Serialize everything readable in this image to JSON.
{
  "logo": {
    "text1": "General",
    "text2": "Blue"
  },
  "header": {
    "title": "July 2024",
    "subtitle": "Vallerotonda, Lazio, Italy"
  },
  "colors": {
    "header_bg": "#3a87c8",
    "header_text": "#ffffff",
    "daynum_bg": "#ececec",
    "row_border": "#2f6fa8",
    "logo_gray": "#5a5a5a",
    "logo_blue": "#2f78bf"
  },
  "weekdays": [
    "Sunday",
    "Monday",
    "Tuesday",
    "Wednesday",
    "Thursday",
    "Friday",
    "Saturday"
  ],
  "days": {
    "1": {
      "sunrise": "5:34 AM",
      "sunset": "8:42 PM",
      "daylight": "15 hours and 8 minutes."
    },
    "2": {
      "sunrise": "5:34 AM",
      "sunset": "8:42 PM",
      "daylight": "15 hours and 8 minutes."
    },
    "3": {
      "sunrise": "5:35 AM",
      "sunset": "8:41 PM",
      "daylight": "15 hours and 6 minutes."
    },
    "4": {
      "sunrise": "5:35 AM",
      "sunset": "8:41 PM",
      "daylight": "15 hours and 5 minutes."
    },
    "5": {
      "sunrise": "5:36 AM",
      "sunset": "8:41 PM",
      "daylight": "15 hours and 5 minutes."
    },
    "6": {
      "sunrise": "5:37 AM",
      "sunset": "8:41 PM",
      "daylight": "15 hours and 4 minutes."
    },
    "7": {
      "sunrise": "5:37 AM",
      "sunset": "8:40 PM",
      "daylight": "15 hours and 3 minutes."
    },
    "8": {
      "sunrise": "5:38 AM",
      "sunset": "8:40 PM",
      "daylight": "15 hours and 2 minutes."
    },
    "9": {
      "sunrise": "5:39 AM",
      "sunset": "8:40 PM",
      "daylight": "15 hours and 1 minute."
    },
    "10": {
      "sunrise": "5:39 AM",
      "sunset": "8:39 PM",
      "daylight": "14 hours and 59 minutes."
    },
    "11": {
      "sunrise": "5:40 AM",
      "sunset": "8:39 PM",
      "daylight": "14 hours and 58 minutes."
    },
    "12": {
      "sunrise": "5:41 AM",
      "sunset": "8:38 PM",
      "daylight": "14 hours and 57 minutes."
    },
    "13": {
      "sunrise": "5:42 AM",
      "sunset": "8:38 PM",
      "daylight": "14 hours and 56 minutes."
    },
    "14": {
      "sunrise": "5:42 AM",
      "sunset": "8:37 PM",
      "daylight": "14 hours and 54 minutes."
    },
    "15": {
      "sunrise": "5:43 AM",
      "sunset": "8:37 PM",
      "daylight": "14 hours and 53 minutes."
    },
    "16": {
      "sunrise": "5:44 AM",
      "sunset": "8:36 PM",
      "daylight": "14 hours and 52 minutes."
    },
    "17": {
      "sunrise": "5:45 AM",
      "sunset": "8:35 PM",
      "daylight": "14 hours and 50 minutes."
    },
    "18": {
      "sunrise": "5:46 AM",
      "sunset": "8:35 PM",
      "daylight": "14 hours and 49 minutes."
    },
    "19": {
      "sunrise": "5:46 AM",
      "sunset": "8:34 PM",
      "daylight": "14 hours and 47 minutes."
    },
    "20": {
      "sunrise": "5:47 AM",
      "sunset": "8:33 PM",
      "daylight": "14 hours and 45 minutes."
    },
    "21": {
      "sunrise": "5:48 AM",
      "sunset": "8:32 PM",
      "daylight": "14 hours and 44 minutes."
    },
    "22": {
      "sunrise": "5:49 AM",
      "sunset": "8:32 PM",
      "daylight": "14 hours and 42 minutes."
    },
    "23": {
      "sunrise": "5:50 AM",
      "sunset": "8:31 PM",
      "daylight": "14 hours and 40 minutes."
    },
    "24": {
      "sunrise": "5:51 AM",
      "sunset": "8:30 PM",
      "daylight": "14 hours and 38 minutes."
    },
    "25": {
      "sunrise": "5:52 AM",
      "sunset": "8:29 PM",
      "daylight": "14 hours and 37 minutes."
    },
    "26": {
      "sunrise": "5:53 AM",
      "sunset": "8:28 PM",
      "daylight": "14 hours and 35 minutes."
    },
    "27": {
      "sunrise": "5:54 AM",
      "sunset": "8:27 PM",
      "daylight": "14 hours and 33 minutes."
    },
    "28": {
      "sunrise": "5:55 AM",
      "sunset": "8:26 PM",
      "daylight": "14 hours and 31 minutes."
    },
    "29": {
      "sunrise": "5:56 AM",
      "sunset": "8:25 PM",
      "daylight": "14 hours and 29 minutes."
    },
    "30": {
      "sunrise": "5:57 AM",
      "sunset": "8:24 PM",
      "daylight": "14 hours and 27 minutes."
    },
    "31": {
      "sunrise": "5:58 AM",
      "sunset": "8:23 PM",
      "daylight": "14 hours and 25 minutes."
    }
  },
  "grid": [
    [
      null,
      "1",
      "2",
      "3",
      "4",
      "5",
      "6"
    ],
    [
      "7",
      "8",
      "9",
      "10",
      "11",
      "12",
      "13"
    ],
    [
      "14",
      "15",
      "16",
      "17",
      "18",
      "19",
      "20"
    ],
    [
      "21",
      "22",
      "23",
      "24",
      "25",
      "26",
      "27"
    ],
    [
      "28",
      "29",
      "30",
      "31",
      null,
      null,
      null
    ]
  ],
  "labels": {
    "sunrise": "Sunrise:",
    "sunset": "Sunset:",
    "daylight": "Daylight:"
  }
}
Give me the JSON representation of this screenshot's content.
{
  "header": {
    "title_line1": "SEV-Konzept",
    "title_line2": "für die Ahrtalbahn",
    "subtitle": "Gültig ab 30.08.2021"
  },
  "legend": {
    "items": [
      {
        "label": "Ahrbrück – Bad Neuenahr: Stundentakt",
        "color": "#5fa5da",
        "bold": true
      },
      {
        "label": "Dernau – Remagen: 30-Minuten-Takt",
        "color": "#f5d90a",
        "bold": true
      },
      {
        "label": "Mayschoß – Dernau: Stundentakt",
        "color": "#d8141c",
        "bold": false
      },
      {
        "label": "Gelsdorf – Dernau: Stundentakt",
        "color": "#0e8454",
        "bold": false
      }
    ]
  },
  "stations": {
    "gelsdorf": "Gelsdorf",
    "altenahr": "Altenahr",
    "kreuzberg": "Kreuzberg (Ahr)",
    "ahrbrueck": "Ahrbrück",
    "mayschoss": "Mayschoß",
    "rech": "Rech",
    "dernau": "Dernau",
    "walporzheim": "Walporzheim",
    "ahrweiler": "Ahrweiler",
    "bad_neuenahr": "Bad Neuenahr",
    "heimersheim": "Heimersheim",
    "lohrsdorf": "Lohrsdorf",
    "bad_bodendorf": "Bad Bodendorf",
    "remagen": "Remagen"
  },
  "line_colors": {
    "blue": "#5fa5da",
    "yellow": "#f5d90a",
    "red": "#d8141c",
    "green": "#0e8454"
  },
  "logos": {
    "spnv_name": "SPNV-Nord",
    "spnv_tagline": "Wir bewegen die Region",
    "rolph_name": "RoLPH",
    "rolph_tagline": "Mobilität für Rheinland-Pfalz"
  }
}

^^^^

- _DIRECTIONS FOR THIS TASK_: Each of the records should be retyped exactly.

- _FINAL RESULT_:
Serialize everything readable in this image to JSON.
{
  "logo": {
    "text1": "General",
    "text2": "Blue"
  },
  "header": {
    "title": "July 2024",
    "subtitle": "Vallerotonda, Lazio, Italy"
  },
  "colors": {
    "header_bg": "#3a87c8",
    "header_text": "#ffffff",
    "daynum_bg": "#ececec",
    "row_border": "#2f6fa8",
    "logo_gray": "#5a5a5a",
    "logo_blue": "#2f78bf"
  },
  "weekdays": [
    "Sunday",
    "Monday",
    "Tuesday",
    "Wednesday",
    "Thursday",
    "Friday",
    "Saturday"
  ],
  "days": {
    "1": {
      "sunrise": "5:34 AM",
      "sunset": "8:42 PM",
      "daylight": "15 hours and 8 minutes."
    },
    "2": {
      "sunrise": "5:34 AM",
      "sunset": "8:42 PM",
      "daylight": "15 hours and 8 minutes."
    },
    "3": {
      "sunrise": "5:35 AM",
      "sunset": "8:41 PM",
      "daylight": "15 hours and 6 minutes."
    },
    "4": {
      "sunrise": "5:35 AM",
      "sunset": "8:41 PM",
      "daylight": "15 hours and 5 minutes."
    },
    "5": {
      "sunrise": "5:36 AM",
      "sunset": "8:41 PM",
      "daylight": "15 hours and 5 minutes."
    },
    "6": {
      "sunrise": "5:37 AM",
      "sunset": "8:41 PM",
      "daylight": "15 hours and 4 minutes."
    },
    "7": {
      "sunrise": "5:37 AM",
      "sunset": "8:40 PM",
      "daylight": "15 hours and 3 minutes."
    },
    "8": {
      "sunrise": "5:38 AM",
      "sunset": "8:40 PM",
      "daylight": "15 hours and 2 minutes."
    },
    "9": {
      "sunrise": "5:39 AM",
      "sunset": "8:40 PM",
      "daylight": "15 hours and 1 minute."
    },
    "10": {
      "sunrise": "5:39 AM",
      "sunset": "8:39 PM",
      "daylight": "14 hours and 59 minutes."
    },
    "11": {
      "sunrise": "5:40 AM",
      "sunset": "8:39 PM",
      "daylight": "14 hours and 58 minutes."
    },
    "12": {
      "sunrise": "5:41 AM",
      "sunset": "8:38 PM",
      "daylight": "14 hours and 57 minutes."
    },
    "13": {
      "sunrise": "5:42 AM",
      "sunset": "8:38 PM",
      "daylight": "14 hours and 56 minutes."
    },
    "14": {
      "sunrise": "5:42 AM",
      "sunset": "8:37 PM",
      "daylight": "14 hours and 54 minutes."
    },
    "15": {
      "sunrise": "5:43 AM",
      "sunset": "8:37 PM",
      "daylight": "14 hours and 53 minutes."
    },
    "16": {
      "sunrise": "5:44 AM",
      "sunset": "8:36 PM",
      "daylight": "14 hours and 52 minutes."
    },
    "17": {
      "sunrise": "5:45 AM",
      "sunset": "8:35 PM",
      "daylight": "14 hours and 50 minutes."
    },
    "18": {
      "sunrise": "5:46 AM",
      "sunset": "8:35 PM",
      "daylight": "14 hours and 49 minutes."
    },
    "19": {
      "sunrise": "5:46 AM",
      "sunset": "8:34 PM",
      "daylight": "14 hours and 47 minutes."
    },
    "20": {
      "sunrise": "5:47 AM",
      "sunset": "8:33 PM",
      "daylight": "14 hours and 45 minutes."
    },
    "21": {
      "sunrise": "5:48 AM",
      "sunset": "8:32 PM",
      "daylight": "14 hours and 44 minutes."
    },
    "22": {
      "sunrise": "5:49 AM",
      "sunset": "8:32 PM",
      "daylight": "14 hours and 42 minutes."
    },
    "23": {
      "sunrise": "5:50 AM",
      "sunset": "8:31 PM",
      "daylight": "14 hours and 40 minutes."
    },
    "24": {
      "sunrise": "5:51 AM",
      "sunset": "8:30 PM",
      "daylight": "14 hours and 38 minutes."
    },
    "25": {
      "sunrise": "5:52 AM",
      "sunset": "8:29 PM",
      "daylight": "14 hours and 37 minutes."
    },
    "26": {
      "sunrise": "5:53 AM",
      "sunset": "8:28 PM",
      "daylight": "14 hours and 35 minutes."
    },
    "27": {
      "sunrise": "5:54 AM",
      "sunset": "8:27 PM",
      "daylight": "14 hours and 33 minutes."
    },
    "28": {
      "sunrise": "5:55 AM",
      "sunset": "8:26 PM",
      "daylight": "14 hours and 31 minutes."
    },
    "29": {
      "sunrise": "5:56 AM",
      "sunset": "8:25 PM",
      "daylight": "14 hours and 29 minutes."
    },
    "30": {
      "sunrise": "5:57 AM",
      "sunset": "8:24 PM",
      "daylight": "14 hours and 27 minutes."
    },
    "31": {
      "sunrise": "5:58 AM",
      "sunset": "8:23 PM",
      "daylight": "14 hours and 25 minutes."
    }
  },
  "grid": [
    [
      null,
      "1",
      "2",
      "3",
      "4",
      "5",
      "6"
    ],
    [
      "7",
      "8",
      "9",
      "10",
      "11",
      "12",
      "13"
    ],
    [
      "14",
      "15",
      "16",
      "17",
      "18",
      "19",
      "20"
    ],
    [
      "21",
      "22",
      "23",
      "24",
      "25",
      "26",
      "27"
    ],
    [
      "28",
      "29",
      "30",
      "31",
      null,
      null,
      null
    ]
  ],
  "labels": {
    "sunrise": "Sunrise:",
    "sunset": "Sunset:",
    "daylight": "Daylight:"
  }
}
Give me the JSON representation of this screenshot's content.
{
  "header": {
    "title_line1": "SEV-Konzept",
    "title_line2": "für die Ahrtalbahn",
    "subtitle": "Gültig ab 30.08.2021"
  },
  "legend": {
    "items": [
      {
        "label": "Ahrbrück – Bad Neuenahr: Stundentakt",
        "color": "#5fa5da",
        "bold": true
      },
      {
        "label": "Dernau – Remagen: 30-Minuten-Takt",
        "color": "#f5d90a",
        "bold": true
      },
      {
        "label": "Mayschoß – Dernau: Stundentakt",
        "color": "#d8141c",
        "bold": false
      },
      {
        "label": "Gelsdorf – Dernau: Stundentakt",
        "color": "#0e8454",
        "bold": false
      }
    ]
  },
  "stations": {
    "gelsdorf": "Gelsdorf",
    "altenahr": "Altenahr",
    "kreuzberg": "Kreuzberg (Ahr)",
    "ahrbrueck": "Ahrbrück",
    "mayschoss": "Mayschoß",
    "rech": "Rech",
    "dernau": "Dernau",
    "walporzheim": "Walporzheim",
    "ahrweiler": "Ahrweiler",
    "bad_neuenahr": "Bad Neuenahr",
    "heimersheim": "Heimersheim",
    "lohrsdorf": "Lohrsdorf",
    "bad_bodendorf": "Bad Bodendorf",
    "remagen": "Remagen"
  },
  "line_colors": {
    "blue": "#5fa5da",
    "yellow": "#f5d90a",
    "red": "#d8141c",
    "green": "#0e8454"
  },
  "logos": {
    "spnv_name": "SPNV-Nord",
    "spnv_tagline": "Wir bewegen die Region",
    "rolph_name": "RoLPH",
    "rolph_tagline": "Mobilität für Rheinland-Pfalz"
  }
}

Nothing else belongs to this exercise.